# Excerpt
** begin **
GitHub - transitive-bullshit/populate-movies: Populates a high quality database of movies from TMDB, IMDB, and Rotten Tomatoes.

Populates a high quality database of movies from TMDB, IMDB, and Rotten Tomatoes.

Intro
Movie Schema
Prerequisites
Steps
Stats
Database Notes
License

Intro

This project resolves a full set of movies from TMDB and IMDB in batches, storing them into a Postgres database using Prisma.

This includes difficult-to-access data like IMDB ratings, Rotten Tomatoes audience & critic scores, and YouTube trailers.

Everything is handled including data fetching, normalization, cleaning, and filtering. All scripts are idempotent, so you should be able to re-run them whenever you want to refresh your data.

Movie Schema

Movies are transformed into the following format, which combines metadata from TMDB, IMDB, Rotten Tomatoes, and FlickMetrix.

{
  "tmdbId": 680,
  "imdbId": "tt0110912",
  "title": "Pulp Fiction",
  "originalTitle": "Pulp Fiction",
  "language": "en",
  "releaseYear": 1994,
  "releaseDate": "1994-09-10",
  "genres": ["thriller", "crime", "drama"],
  "plot": "The lives of two mob hitmen, a boxer, a gangster and his wife, and a pair of diner bandits intertwine in four tales of violence and redemption.",
  "runtime": 154,
  "adult": false,
  "budget": "8000000",
  "revenue": "213928762",
  "homepage": "https://www.miramax.com/movie/pulp-fiction/",
  "mpaaRating": "R",
  "keywords": ["nonlinear timeline", "overdose", "drug use", "drug overdose"],
  "countriesOfOrigin": ["United States"],
  "languages": ["English", "Spanish", "French"],
  "cast": ["John Travolta", "Samuel L. Jackson", "Uma Thurman", "Bruce Willis"],
  "director": "Quentin Tarantino",
  "production": "Miramax Films",
  "awardsSummary": "Won 1 Oscar. Another 63 wins & 47 nominations.",
  "status": "released",
  "posterUrl": "https://image.tmdb.org/t/p/w780/fIE3lAGcZDV1G6XM5KmuWnNsPp1.jpg",
  "posterWidth": 2000,
  "posterHeight": 3000,
  "backdropUrl": "https://image.tmdb.org/t/p/w1280/suaEOtk1N1sgg2MTM7oZd2cfVp3.jpg",
  "backdropWidth": 2631,
  "backdropHeight": 1480,
  "trailerUrl": "https://youtube.com/watch?v=tGpTpVyI_OQ",
  "trailerYouTubeId": "tGpTpVyI_OQ",
  "imdbRating": 8.9,
  "imdbVotes": 2033927,
  "imdbType": "movie",
  "tmdbPopularity": 74.051,
  "tmdbRating": 8.491,
  "tmdbVotes": 24004,
  "metacriticRating": 94,
  "metacriticVotes": 24,
  "rtCriticRating": 93,
  "rtCriticVotes": 103,
  "rtAudienceRating": 93,
  "rtAudienceVotes": 1120247,
  "rtUrl": "https://www.rottentomatoes.com/m/pulp_fiction",
  "letterboxdScore": 86,
  "letterboxdVotes": 1102425,
  "flickMetrixScore": 90,
  "flickMetrixId": 110912,
  "foreign": false,
  "relevancyScore": 1883295.240641344,
  "imdbCustomPopularity": 2033927,
  "createdAt": "2022-11-07T03:51:42.276Z",
  "updatedAt": "2022-11-07T03:51:42.276Z"
** end **
# Directions
Write out, word for word, the part of the movie database project page above that runs from "This includes difficult-to-access" to "Tomatoes, and FlickMetrix.".

# Material
** begin **
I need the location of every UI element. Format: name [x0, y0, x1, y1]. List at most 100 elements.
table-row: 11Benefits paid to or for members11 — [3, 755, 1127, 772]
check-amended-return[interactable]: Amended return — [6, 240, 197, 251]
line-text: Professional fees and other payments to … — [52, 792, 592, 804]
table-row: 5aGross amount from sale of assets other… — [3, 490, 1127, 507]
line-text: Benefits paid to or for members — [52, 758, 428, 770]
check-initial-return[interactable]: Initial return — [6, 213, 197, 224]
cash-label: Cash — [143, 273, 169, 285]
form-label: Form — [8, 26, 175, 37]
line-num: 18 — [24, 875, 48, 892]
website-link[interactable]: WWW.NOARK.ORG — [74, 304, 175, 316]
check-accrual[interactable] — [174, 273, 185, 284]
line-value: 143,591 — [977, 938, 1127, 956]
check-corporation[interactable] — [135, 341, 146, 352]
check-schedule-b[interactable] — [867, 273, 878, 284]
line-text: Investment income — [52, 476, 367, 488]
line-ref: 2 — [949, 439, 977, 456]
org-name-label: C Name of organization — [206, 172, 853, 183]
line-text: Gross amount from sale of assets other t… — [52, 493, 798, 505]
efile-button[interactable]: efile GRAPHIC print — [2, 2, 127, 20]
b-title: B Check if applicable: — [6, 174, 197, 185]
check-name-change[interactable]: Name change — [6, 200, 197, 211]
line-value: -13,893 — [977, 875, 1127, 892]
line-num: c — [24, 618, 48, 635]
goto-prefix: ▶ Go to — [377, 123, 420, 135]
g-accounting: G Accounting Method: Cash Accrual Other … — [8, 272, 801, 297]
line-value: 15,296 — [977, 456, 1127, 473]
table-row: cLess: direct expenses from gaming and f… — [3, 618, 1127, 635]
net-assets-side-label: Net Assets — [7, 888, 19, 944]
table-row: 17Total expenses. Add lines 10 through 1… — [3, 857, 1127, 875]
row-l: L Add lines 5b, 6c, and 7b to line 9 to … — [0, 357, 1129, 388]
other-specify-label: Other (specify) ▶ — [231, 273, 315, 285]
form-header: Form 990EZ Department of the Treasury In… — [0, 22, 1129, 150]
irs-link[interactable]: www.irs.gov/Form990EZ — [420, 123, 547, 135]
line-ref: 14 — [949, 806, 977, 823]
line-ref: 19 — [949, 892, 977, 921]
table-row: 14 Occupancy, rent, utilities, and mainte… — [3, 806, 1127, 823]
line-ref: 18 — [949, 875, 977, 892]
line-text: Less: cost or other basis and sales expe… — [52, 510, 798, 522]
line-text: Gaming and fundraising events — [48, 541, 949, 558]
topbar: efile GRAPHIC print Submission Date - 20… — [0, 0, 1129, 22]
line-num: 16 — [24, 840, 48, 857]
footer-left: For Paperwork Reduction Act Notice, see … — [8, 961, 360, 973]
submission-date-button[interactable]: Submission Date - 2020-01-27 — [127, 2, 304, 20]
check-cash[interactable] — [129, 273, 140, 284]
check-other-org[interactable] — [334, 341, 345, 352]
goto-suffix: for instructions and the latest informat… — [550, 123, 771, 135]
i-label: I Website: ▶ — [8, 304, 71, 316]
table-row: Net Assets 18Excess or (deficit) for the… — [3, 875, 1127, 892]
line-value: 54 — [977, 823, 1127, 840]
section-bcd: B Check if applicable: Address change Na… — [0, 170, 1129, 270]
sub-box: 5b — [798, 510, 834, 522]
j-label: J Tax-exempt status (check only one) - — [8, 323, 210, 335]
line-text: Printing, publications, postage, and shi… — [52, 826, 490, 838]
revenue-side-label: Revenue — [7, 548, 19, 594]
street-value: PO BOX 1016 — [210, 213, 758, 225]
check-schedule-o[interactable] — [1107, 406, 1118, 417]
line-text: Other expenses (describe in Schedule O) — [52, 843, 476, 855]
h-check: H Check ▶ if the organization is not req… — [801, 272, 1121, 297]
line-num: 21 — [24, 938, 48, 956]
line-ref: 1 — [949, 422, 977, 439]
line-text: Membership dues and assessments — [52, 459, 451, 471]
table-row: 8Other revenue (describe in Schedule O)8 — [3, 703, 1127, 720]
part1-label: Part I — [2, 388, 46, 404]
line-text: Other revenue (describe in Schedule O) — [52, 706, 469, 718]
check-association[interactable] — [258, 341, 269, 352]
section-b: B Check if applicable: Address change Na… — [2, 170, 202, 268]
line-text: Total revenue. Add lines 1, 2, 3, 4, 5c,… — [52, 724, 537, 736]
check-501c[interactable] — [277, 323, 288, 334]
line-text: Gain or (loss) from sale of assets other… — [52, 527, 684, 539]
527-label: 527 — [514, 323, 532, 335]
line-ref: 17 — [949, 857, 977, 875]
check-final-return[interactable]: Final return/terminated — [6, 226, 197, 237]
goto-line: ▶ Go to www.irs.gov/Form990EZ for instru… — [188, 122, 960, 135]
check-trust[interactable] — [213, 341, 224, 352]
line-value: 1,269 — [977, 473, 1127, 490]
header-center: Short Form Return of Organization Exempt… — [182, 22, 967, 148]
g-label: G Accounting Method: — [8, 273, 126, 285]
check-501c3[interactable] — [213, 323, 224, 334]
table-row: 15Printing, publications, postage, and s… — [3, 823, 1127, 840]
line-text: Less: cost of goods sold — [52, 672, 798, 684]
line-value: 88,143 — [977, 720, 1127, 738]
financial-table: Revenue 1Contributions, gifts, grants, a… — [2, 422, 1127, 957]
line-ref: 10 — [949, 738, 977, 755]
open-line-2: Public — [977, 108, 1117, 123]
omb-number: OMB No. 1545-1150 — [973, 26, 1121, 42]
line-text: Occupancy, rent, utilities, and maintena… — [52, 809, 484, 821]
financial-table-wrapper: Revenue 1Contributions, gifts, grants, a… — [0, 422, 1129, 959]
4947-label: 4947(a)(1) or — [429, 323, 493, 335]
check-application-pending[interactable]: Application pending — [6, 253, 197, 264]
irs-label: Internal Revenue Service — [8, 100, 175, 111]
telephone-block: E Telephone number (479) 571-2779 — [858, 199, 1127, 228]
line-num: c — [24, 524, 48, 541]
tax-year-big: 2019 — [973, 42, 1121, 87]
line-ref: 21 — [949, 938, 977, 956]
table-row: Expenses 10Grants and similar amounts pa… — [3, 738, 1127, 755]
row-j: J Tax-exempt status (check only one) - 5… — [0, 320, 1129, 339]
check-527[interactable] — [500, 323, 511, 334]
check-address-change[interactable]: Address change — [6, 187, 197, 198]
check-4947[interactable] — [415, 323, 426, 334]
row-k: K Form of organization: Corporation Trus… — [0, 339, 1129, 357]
** end **
# The completed task
This includes difficult-to-access data like IMDB ratings, Rotten Tomatoes audience & critic scores, and YouTube trailers.

Everything is handled including data fetching, normalization, cleaning, and filtering. All scripts are idempotent, so you should be able to re-run them whenever you want to refresh your data.

Movie Schema

Movies are transformed into the following format, which combines metadata from TMDB, IMDB, Rotten Tomatoes, and FlickMetrix.